● **Short exercise**:
Print all of the entries exactly, minus the pictures.

====== Supplied information ======

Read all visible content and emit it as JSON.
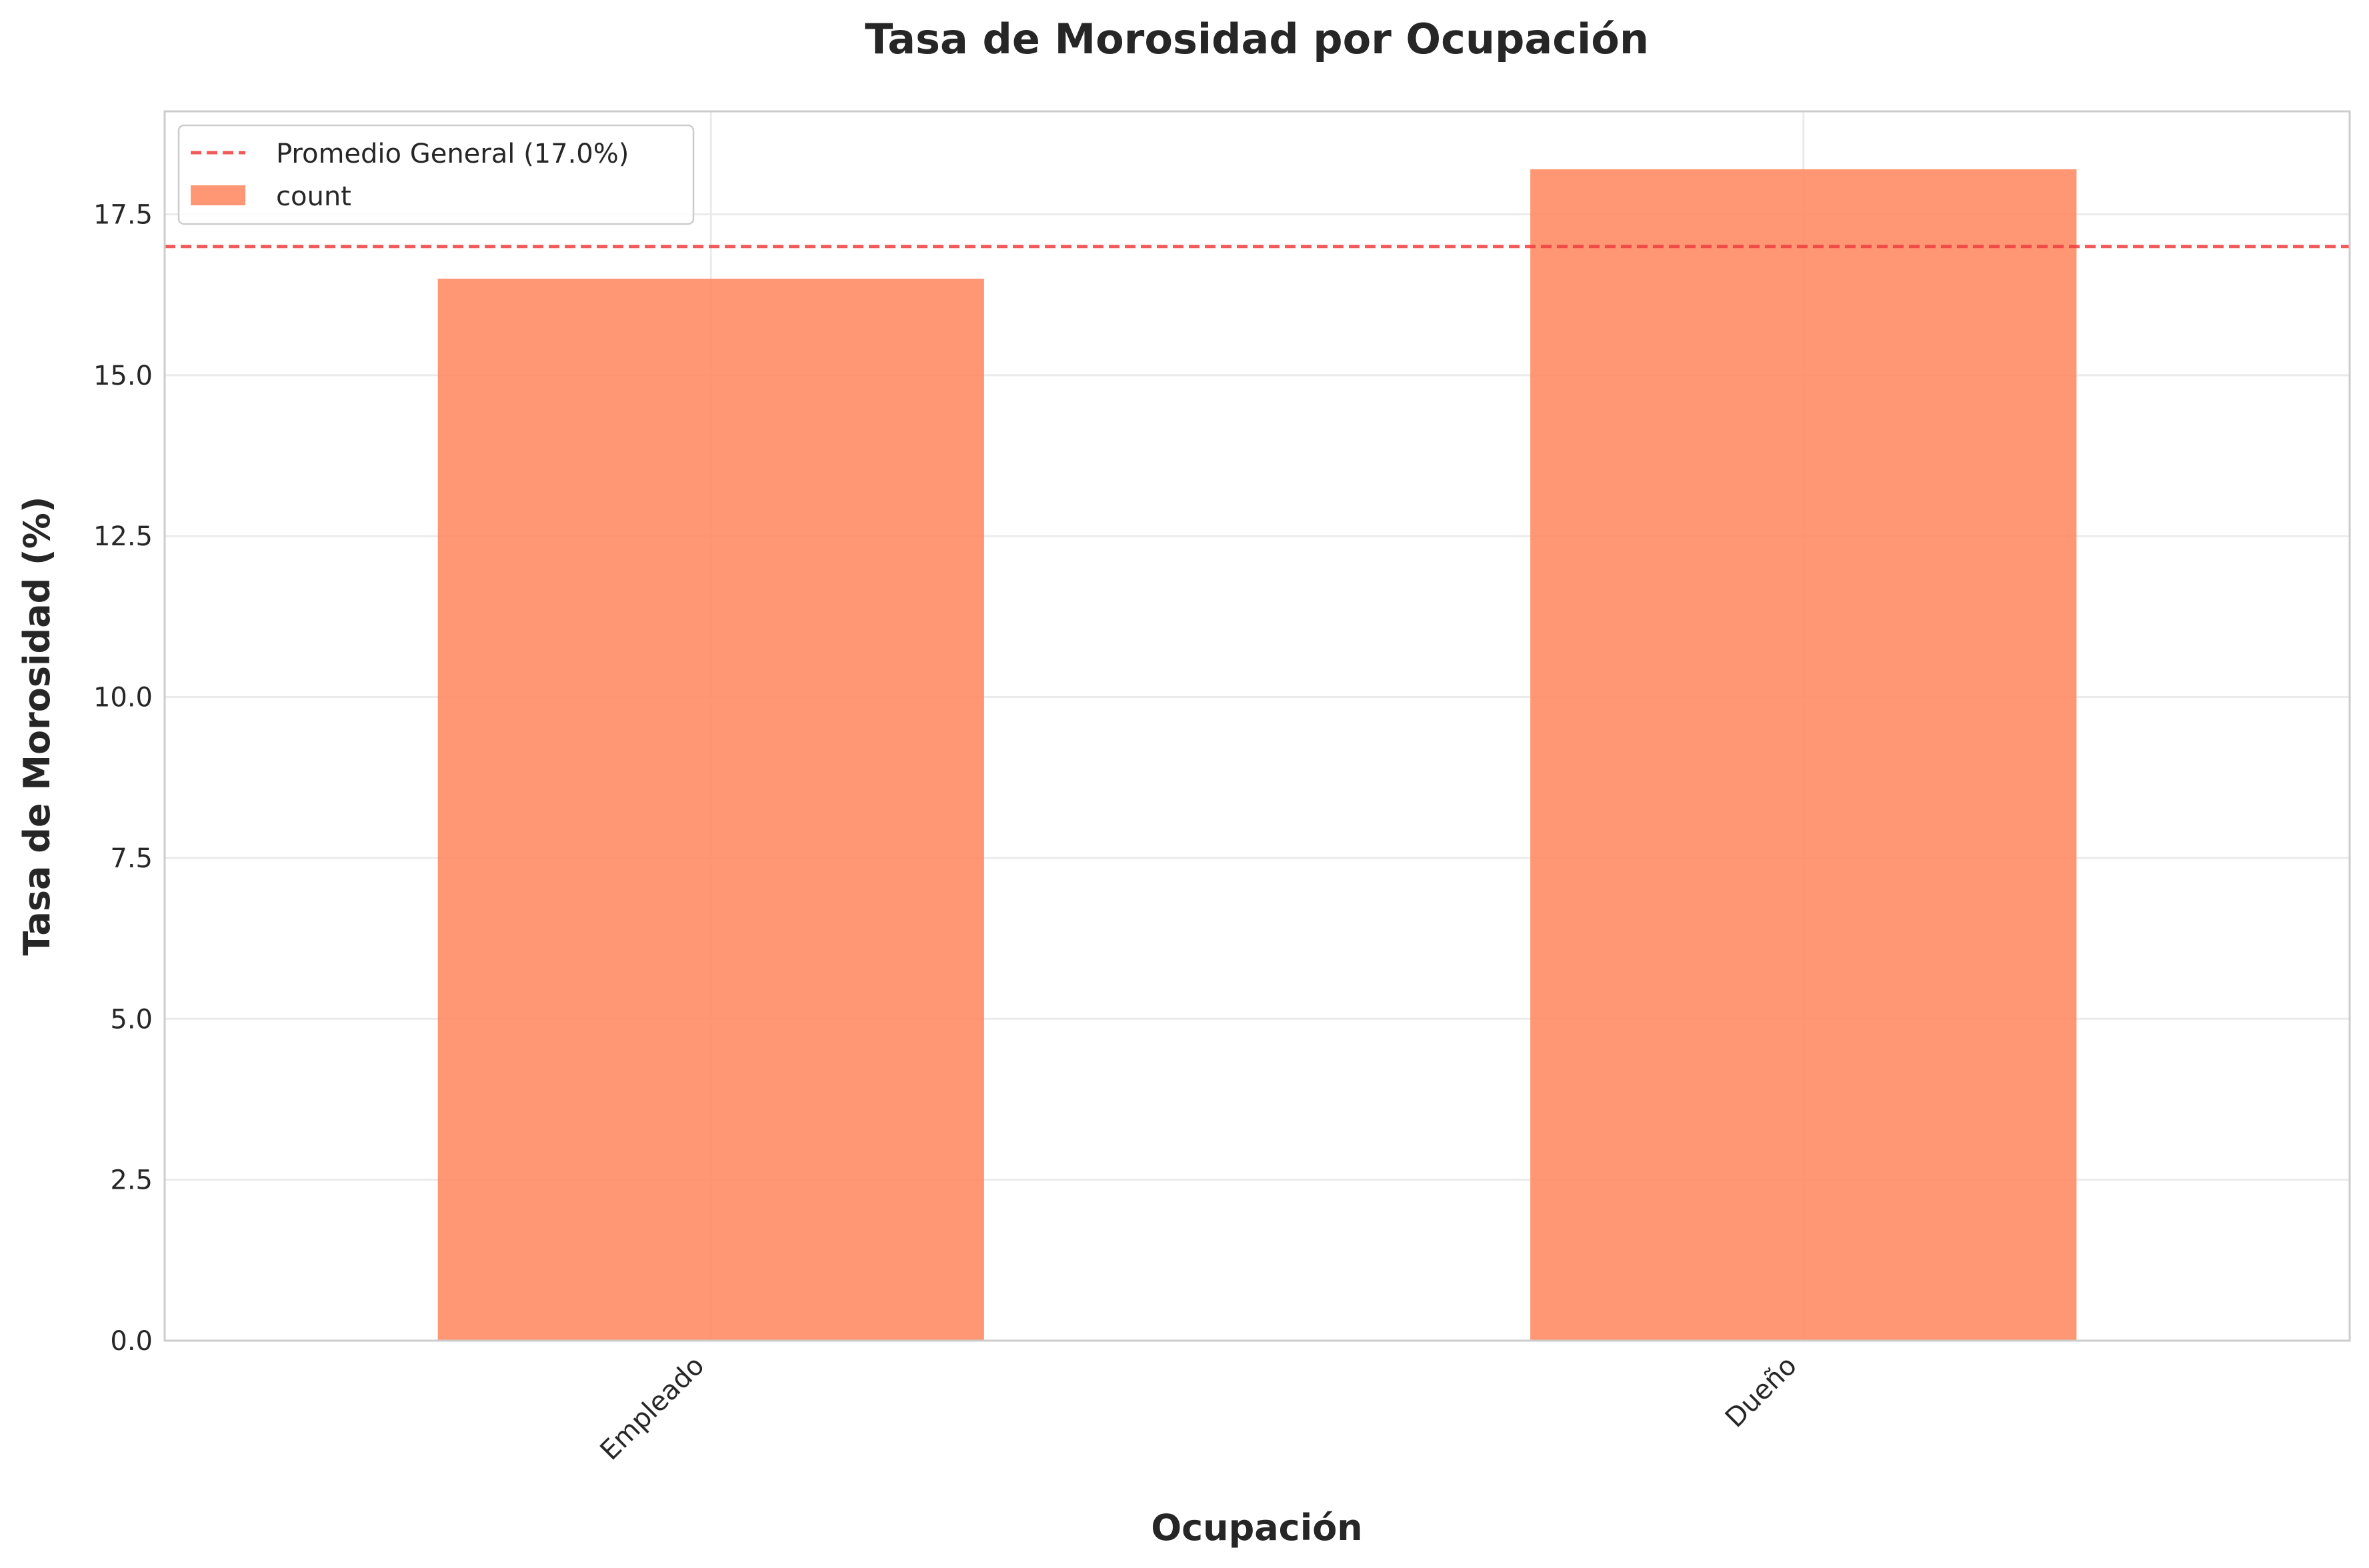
{
  "chart_data": {
    "type": "bar",
    "title": "Tasa de Morosidad por Ocupación",
    "xlabel": "Ocupación",
    "ylabel": "Tasa de Morosidad (%)",
    "categories": [
      "Empleado",
      "Dueño"
    ],
    "series": [
      {
        "name": "count",
        "values": [
          16.5,
          18.2
        ],
        "color": "#ff8c66"
      }
    ],
    "reference_line": {
      "label": "Promedio General (17.0%)",
      "value": 17.0,
      "color": "#f03c3c",
      "style": "dashed"
    },
    "ylim": [
      0,
      19.1
    ],
    "yticks": [
      "0.0",
      "2.5",
      "5.0",
      "7.5",
      "10.0",
      "12.5",
      "15.0",
      "17.5"
    ],
    "ytick_values": [
      0,
      2.5,
      5,
      7.5,
      10,
      12.5,
      15,
      17.5
    ],
    "grid": true,
    "legend_position": "top-left",
    "xtick_rotation": "45 degrees"
  }
}
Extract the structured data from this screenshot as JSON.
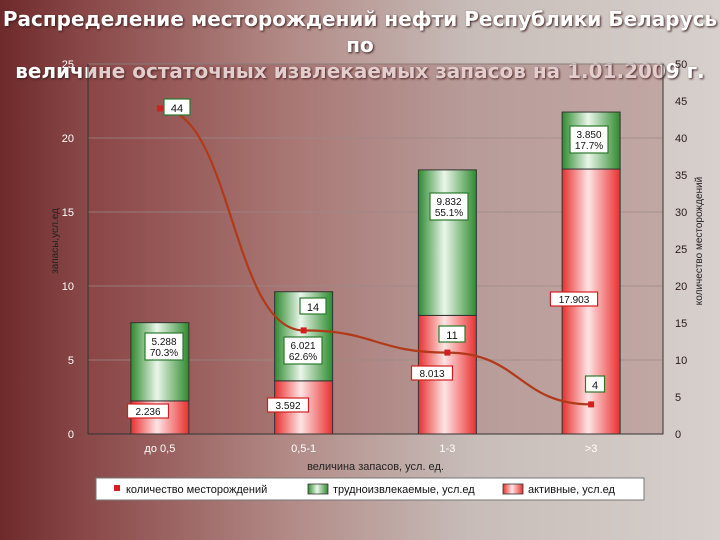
{
  "title_line1": "Распределение месторождений нефти Республики Беларусь по",
  "title_line2": "величине остаточных извлекаемых запасов на 1.01.2009 г.",
  "chart_data": {
    "type": "bar",
    "categories": [
      "до 0,5",
      "0,5-1",
      "1-3",
      ">3"
    ],
    "series": [
      {
        "name": "активные, усл.ед",
        "values": [
          2.236,
          3.592,
          8.013,
          17.903
        ],
        "color": "#e83030"
      },
      {
        "name": "трудноизвлекаемые, усл.ед",
        "values": [
          5.288,
          6.021,
          9.832,
          3.85
        ],
        "color": "#2f8a2f"
      },
      {
        "name": "количество месторождений",
        "values": [
          44,
          14,
          11,
          4
        ],
        "color": "#b03a1a",
        "axis": "right",
        "kind": "line"
      }
    ],
    "active_labels": [
      "2.236",
      "3.592",
      "8.013",
      "17.903"
    ],
    "hard_labels": [
      [
        "5.288",
        "70.3%"
      ],
      [
        "6.021",
        "62.6%"
      ],
      [
        "9.832",
        "55.1%"
      ],
      [
        "3.850",
        "17.7%"
      ]
    ],
    "count_labels": [
      "44",
      "14",
      "11",
      "4"
    ],
    "xlabel": "величина запасов, усл. ед.",
    "ylabel": "запасы,усл.ед",
    "y2label": "количество месторождений",
    "ylim": [
      0,
      25
    ],
    "y2lim": [
      0,
      50
    ],
    "yticks": [
      "0",
      "5",
      "10",
      "15",
      "20",
      "25"
    ],
    "y2ticks": [
      "0",
      "5",
      "10",
      "15",
      "20",
      "25",
      "30",
      "35",
      "40",
      "45",
      "50"
    ],
    "legend_position": "bottom"
  }
}
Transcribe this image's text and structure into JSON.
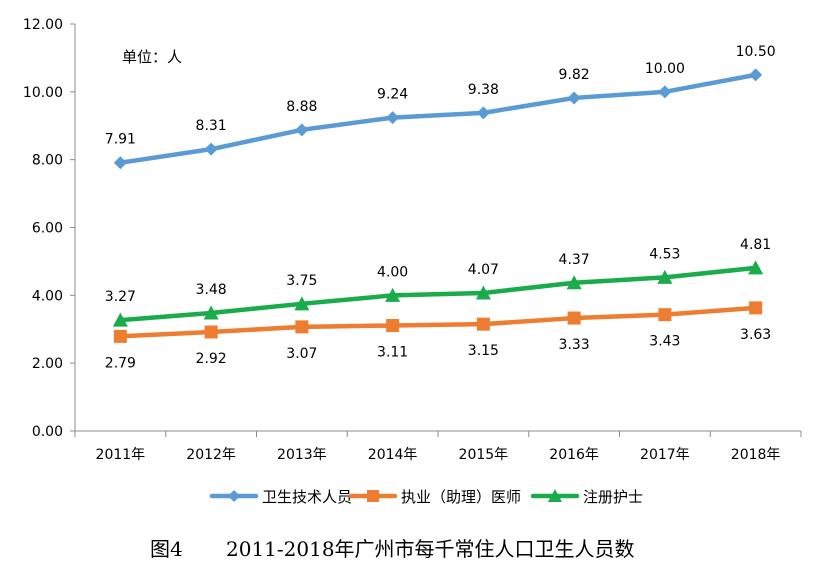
{
  "chart_data": {
    "type": "line",
    "title": "",
    "unit_note": "单位：人",
    "categories": [
      "2011年",
      "2012年",
      "2013年",
      "2014年",
      "2015年",
      "2016年",
      "2017年",
      "2018年"
    ],
    "ylim": [
      0,
      12
    ],
    "yticks": [
      "0.00",
      "2.00",
      "4.00",
      "6.00",
      "8.00",
      "10.00",
      "12.00"
    ],
    "grid": false,
    "legend_position": "bottom",
    "series": [
      {
        "name": "卫生技术人员",
        "color": "#5B9BD5",
        "marker": "diamond",
        "label_position": "above",
        "values": [
          7.91,
          8.31,
          8.88,
          9.24,
          9.38,
          9.82,
          10.0,
          10.5
        ],
        "labels": [
          "7.91",
          "8.31",
          "8.88",
          "9.24",
          "9.38",
          "9.82",
          "10.00",
          "10.50"
        ]
      },
      {
        "name": "执业（助理）医师",
        "color": "#ED7D31",
        "marker": "square",
        "label_position": "below",
        "values": [
          2.79,
          2.92,
          3.07,
          3.11,
          3.15,
          3.33,
          3.43,
          3.63
        ],
        "labels": [
          "2.79",
          "2.92",
          "3.07",
          "3.11",
          "3.15",
          "3.33",
          "3.43",
          "3.63"
        ]
      },
      {
        "name": "注册护士",
        "color": "#1AAB4B",
        "marker": "triangle",
        "label_position": "above",
        "values": [
          3.27,
          3.48,
          3.75,
          4.0,
          4.07,
          4.37,
          4.53,
          4.81
        ],
        "labels": [
          "3.27",
          "3.48",
          "3.75",
          "4.00",
          "4.07",
          "4.37",
          "4.53",
          "4.81"
        ]
      }
    ]
  },
  "caption": {
    "figure_no": "图4",
    "text": "2011-2018年广州市每千常住人口卫生人员数"
  }
}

======

● **The output**:
Read all visible content and emit it as JSON.
{
  "chart_data": {
    "type": "bar",
    "title": "Tasa de Morosidad por Ocupación",
    "xlabel": "Ocupación",
    "ylabel": "Tasa de Morosidad (%)",
    "categories": [
      "Empleado",
      "Dueño"
    ],
    "series": [
      {
        "name": "count",
        "values": [
          16.5,
          18.2
        ],
        "color": "#ff8c66"
      }
    ],
    "reference_line": {
      "label": "Promedio General (17.0%)",
      "value": 17.0,
      "color": "#f03c3c",
      "style": "dashed"
    },
    "ylim": [
      0,
      19.1
    ],
    "yticks": [
      "0.0",
      "2.5",
      "5.0",
      "7.5",
      "10.0",
      "12.5",
      "15.0",
      "17.5"
    ],
    "ytick_values": [
      0,
      2.5,
      5,
      7.5,
      10,
      12.5,
      15,
      17.5
    ],
    "grid": true,
    "legend_position": "top-left",
    "xtick_rotation": "45 degrees"
  }
}
Extract the structured data from this screenshot as JSON.
{
  "title_line1": "Распределение месторождений нефти Республики Беларусь по",
  "title_line2": "величине остаточных извлекаемых запасов на 1.01.2009 г.",
  "chart_data": {
    "type": "bar",
    "categories": [
      "до 0,5",
      "0,5-1",
      "1-3",
      ">3"
    ],
    "series": [
      {
        "name": "активные, усл.ед",
        "values": [
          2.236,
          3.592,
          8.013,
          17.903
        ],
        "color": "#e83030"
      },
      {
        "name": "трудноизвлекаемые, усл.ед",
        "values": [
          5.288,
          6.021,
          9.832,
          3.85
        ],
        "color": "#2f8a2f"
      },
      {
        "name": "количество месторождений",
        "values": [
          44,
          14,
          11,
          4
        ],
        "color": "#b03a1a",
        "axis": "right",
        "kind": "line"
      }
    ],
    "active_labels": [
      "2.236",
      "3.592",
      "8.013",
      "17.903"
    ],
    "hard_labels": [
      [
        "5.288",
        "70.3%"
      ],
      [
        "6.021",
        "62.6%"
      ],
      [
        "9.832",
        "55.1%"
      ],
      [
        "3.850",
        "17.7%"
      ]
    ],
    "count_labels": [
      "44",
      "14",
      "11",
      "4"
    ],
    "xlabel": "величина запасов, усл. ед.",
    "ylabel": "запасы,усл.ед",
    "y2label": "количество месторождений",
    "ylim": [
      0,
      25
    ],
    "y2lim": [
      0,
      50
    ],
    "yticks": [
      "0",
      "5",
      "10",
      "15",
      "20",
      "25"
    ],
    "y2ticks": [
      "0",
      "5",
      "10",
      "15",
      "20",
      "25",
      "30",
      "35",
      "40",
      "45",
      "50"
    ],
    "legend_position": "bottom"
  }
}
Transcribe this image's text and structure into JSON.
{
  "chart_data": {
    "type": "line",
    "title": "",
    "unit_note": "单位：人",
    "categories": [
      "2011年",
      "2012年",
      "2013年",
      "2014年",
      "2015年",
      "2016年",
      "2017年",
      "2018年"
    ],
    "ylim": [
      0,
      12
    ],
    "yticks": [
      "0.00",
      "2.00",
      "4.00",
      "6.00",
      "8.00",
      "10.00",
      "12.00"
    ],
    "grid": false,
    "legend_position": "bottom",
    "series": [
      {
        "name": "卫生技术人员",
        "color": "#5B9BD5",
        "marker": "diamond",
        "label_position": "above",
        "values": [
          7.91,
          8.31,
          8.88,
          9.24,
          9.38,
          9.82,
          10.0,
          10.5
        ],
        "labels": [
          "7.91",
          "8.31",
          "8.88",
          "9.24",
          "9.38",
          "9.82",
          "10.00",
          "10.50"
        ]
      },
      {
        "name": "执业（助理）医师",
        "color": "#ED7D31",
        "marker": "square",
        "label_position": "below",
        "values": [
          2.79,
          2.92,
          3.07,
          3.11,
          3.15,
          3.33,
          3.43,
          3.63
        ],
        "labels": [
          "2.79",
          "2.92",
          "3.07",
          "3.11",
          "3.15",
          "3.33",
          "3.43",
          "3.63"
        ]
      },
      {
        "name": "注册护士",
        "color": "#1AAB4B",
        "marker": "triangle",
        "label_position": "above",
        "values": [
          3.27,
          3.48,
          3.75,
          4.0,
          4.07,
          4.37,
          4.53,
          4.81
        ],
        "labels": [
          "3.27",
          "3.48",
          "3.75",
          "4.00",
          "4.07",
          "4.37",
          "4.53",
          "4.81"
        ]
      }
    ]
  },
  "caption": {
    "figure_no": "图4",
    "text": "2011-2018年广州市每千常住人口卫生人员数"
  }
}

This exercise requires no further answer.